* Exercise task: Lines holding the string "Unfällen" are the ones to copy from this listing.

* Provided entries:
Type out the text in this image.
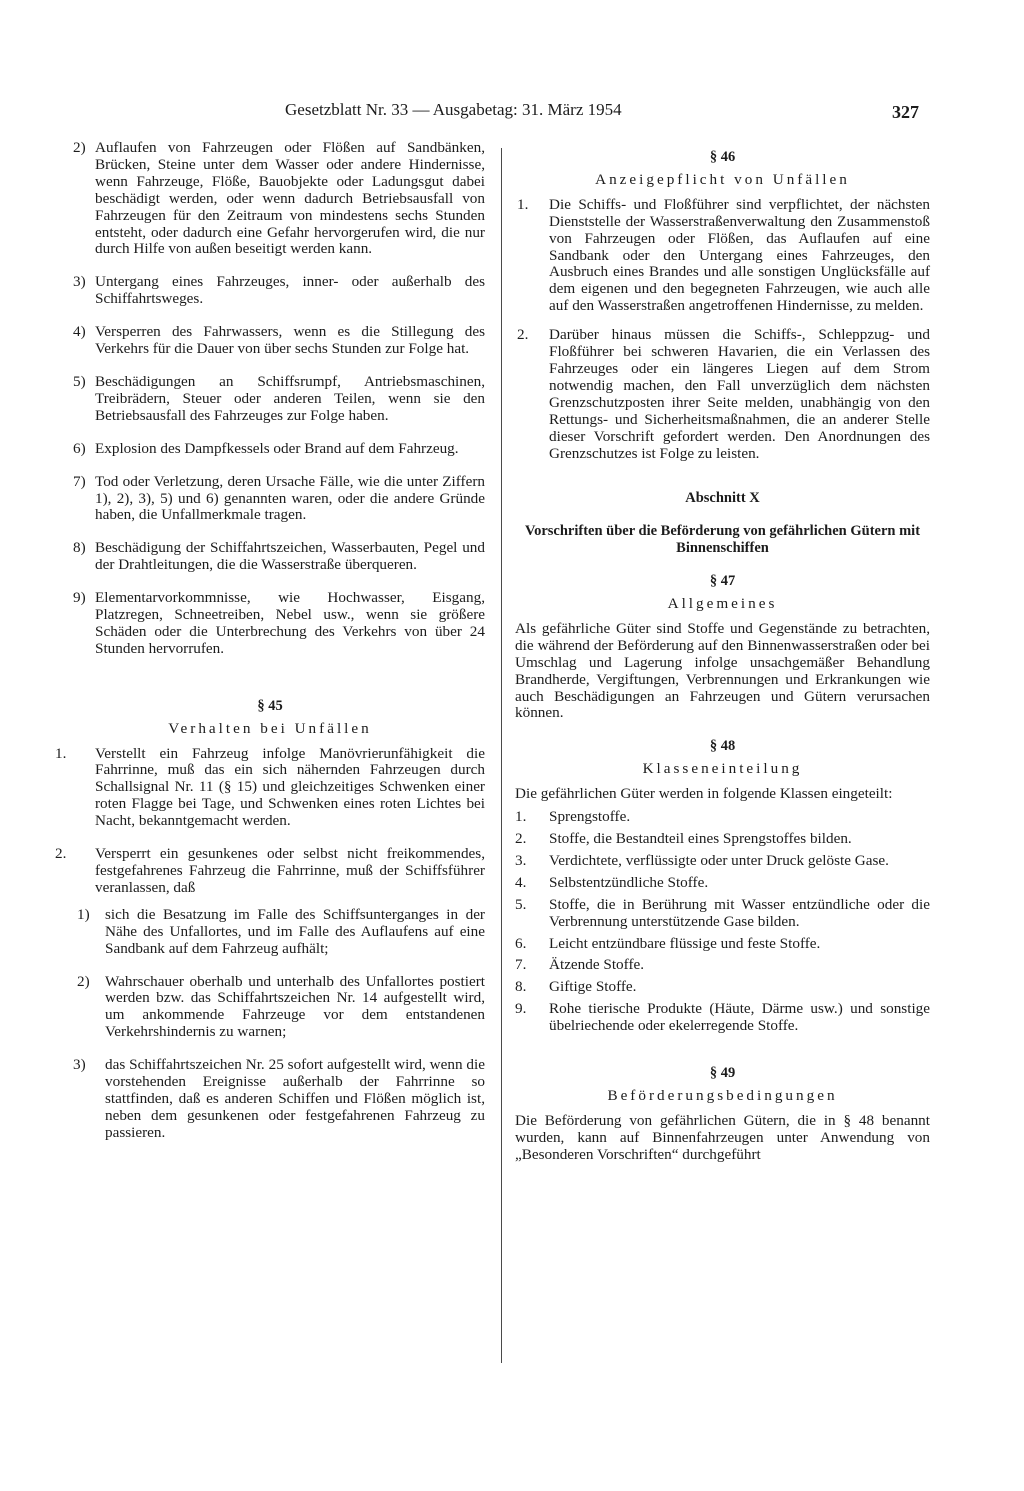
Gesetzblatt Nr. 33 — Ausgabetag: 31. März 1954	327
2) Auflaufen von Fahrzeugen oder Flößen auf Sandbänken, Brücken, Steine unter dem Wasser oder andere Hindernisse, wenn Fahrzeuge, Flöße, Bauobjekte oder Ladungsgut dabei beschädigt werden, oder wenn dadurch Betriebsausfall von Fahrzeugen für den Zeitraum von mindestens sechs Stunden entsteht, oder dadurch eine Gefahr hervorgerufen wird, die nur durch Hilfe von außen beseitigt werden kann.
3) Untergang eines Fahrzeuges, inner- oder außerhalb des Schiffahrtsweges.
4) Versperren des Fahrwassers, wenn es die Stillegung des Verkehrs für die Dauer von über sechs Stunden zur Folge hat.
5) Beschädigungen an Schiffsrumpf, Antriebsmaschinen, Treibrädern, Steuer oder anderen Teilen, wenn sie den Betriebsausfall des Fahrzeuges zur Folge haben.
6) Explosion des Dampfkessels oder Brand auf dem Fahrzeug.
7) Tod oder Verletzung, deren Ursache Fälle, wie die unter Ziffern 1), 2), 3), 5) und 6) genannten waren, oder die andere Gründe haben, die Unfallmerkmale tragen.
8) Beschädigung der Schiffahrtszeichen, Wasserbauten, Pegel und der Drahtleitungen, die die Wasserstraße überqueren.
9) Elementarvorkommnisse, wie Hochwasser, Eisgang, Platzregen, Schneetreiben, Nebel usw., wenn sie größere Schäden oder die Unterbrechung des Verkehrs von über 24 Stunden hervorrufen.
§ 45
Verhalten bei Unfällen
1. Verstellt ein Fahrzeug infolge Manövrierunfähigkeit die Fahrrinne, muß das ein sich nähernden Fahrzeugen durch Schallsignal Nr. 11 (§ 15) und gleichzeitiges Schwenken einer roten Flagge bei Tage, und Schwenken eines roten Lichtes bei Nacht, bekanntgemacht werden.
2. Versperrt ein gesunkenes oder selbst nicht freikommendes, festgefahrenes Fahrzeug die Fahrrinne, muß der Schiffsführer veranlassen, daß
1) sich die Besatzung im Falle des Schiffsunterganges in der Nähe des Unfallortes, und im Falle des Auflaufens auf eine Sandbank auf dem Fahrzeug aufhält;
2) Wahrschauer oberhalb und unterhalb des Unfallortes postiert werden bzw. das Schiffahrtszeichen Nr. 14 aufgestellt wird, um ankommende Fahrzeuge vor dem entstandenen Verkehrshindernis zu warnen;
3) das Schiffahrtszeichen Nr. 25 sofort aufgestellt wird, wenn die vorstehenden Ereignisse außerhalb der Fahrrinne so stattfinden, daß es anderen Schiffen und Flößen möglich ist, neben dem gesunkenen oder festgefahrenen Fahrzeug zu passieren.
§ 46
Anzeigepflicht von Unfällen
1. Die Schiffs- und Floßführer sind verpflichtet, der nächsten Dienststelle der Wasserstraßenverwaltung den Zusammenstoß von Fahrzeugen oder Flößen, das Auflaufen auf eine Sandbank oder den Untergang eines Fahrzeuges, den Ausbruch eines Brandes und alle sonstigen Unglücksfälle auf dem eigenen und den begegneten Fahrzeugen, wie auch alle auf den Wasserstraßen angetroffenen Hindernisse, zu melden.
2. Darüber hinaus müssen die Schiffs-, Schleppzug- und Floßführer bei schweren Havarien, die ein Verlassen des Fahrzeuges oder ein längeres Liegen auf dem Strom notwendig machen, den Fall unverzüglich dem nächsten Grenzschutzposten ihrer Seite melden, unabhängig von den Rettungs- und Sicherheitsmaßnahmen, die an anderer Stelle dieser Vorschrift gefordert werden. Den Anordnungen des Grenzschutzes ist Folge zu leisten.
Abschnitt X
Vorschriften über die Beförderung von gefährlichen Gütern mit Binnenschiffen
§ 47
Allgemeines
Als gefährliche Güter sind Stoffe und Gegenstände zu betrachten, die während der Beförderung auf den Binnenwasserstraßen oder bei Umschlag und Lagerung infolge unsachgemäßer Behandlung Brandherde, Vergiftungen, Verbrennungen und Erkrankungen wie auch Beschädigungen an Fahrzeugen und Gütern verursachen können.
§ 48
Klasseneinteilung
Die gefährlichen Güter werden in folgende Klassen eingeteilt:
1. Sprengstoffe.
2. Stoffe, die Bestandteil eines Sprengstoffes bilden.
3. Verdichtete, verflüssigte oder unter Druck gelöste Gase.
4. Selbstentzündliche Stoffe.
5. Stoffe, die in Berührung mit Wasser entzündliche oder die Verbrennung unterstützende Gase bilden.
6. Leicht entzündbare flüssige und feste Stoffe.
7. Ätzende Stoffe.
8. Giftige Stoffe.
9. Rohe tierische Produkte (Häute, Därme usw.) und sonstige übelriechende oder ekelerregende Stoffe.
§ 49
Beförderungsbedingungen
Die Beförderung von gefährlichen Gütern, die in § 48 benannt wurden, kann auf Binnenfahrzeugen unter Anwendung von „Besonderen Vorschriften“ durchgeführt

* Final result:
Verhalten bei Unfällen
Anzeigepflicht von Unfällen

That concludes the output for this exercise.